(DIRECTION) Write the material out again exactly.

(DATA FOR THE TASK)
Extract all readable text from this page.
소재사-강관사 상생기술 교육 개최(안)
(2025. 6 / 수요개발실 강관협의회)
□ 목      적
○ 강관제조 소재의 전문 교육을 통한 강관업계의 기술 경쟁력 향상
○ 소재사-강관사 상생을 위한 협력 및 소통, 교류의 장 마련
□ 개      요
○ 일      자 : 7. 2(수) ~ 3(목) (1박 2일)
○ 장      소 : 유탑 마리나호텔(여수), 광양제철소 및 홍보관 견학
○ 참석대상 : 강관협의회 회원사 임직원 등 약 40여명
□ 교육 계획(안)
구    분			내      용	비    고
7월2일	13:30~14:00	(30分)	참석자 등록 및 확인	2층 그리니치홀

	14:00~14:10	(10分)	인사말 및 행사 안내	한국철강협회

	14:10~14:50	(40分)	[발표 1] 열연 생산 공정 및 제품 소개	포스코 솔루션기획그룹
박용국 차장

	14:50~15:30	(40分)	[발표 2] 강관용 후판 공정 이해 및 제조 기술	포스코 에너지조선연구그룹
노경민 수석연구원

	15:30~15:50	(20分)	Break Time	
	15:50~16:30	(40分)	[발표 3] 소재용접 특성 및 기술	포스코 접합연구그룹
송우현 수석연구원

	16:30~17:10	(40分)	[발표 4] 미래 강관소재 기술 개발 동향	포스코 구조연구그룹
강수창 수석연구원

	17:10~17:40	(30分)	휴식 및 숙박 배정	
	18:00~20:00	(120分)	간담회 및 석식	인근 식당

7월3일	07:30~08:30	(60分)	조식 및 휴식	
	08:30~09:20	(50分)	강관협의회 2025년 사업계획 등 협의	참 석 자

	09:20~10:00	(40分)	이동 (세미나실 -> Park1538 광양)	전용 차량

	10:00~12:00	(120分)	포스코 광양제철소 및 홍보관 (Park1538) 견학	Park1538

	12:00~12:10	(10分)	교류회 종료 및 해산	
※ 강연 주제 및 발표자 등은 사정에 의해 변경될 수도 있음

(EXERCISE ANSWER)
Extract all readable text from this page.
소재사-강관사 상생기술 교육 개최(안)
(2025. 6 / 수요개발실 강관협의회)
□ 목      적
○ 강관제조 소재의 전문 교육을 통한 강관업계의 기술 경쟁력 향상
○ 소재사-강관사 상생을 위한 협력 및 소통, 교류의 장 마련
□ 개      요
○ 일      자 : 7. 2(수) ~ 3(목) (1박 2일)
○ 장      소 : 유탑 마리나호텔(여수), 광양제철소 및 홍보관 견학
○ 참석대상 : 강관협의회 회원사 임직원 등 약 40여명
□ 교육 계획(안)
구    분			내      용	비    고
7월2일	13:30~14:00	(30分)	참석자 등록 및 확인	2층 그리니치홀

	14:00~14:10	(10分)	인사말 및 행사 안내	한국철강협회

	14:10~14:50	(40分)	[발표 1] 열연 생산 공정 및 제품 소개	포스코 솔루션기획그룹
박용국 차장

	14:50~15:30	(40分)	[발표 2] 강관용 후판 공정 이해 및 제조 기술	포스코 에너지조선연구그룹
노경민 수석연구원

	15:30~15:50	(20分)	Break Time	
	15:50~16:30	(40分)	[발표 3] 소재용접 특성 및 기술	포스코 접합연구그룹
송우현 수석연구원

	16:30~17:10	(40分)	[발표 4] 미래 강관소재 기술 개발 동향	포스코 구조연구그룹
강수창 수석연구원

	17:10~17:40	(30分)	휴식 및 숙박 배정	
	18:00~20:00	(120分)	간담회 및 석식	인근 식당

7월3일	07:30~08:30	(60分)	조식 및 휴식	
	08:30~09:20	(50分)	강관협의회 2025년 사업계획 등 협의	참 석 자

	09:20~10:00	(40分)	이동 (세미나실 -> Park1538 광양)	전용 차량

	10:00~12:00	(120分)	포스코 광양제철소 및 홍보관 (Park1538) 견학	Park1538

	12:00~12:10	(10分)	교류회 종료 및 해산	
※ 강연 주제 및 발표자 등은 사정에 의해 변경될 수도 있음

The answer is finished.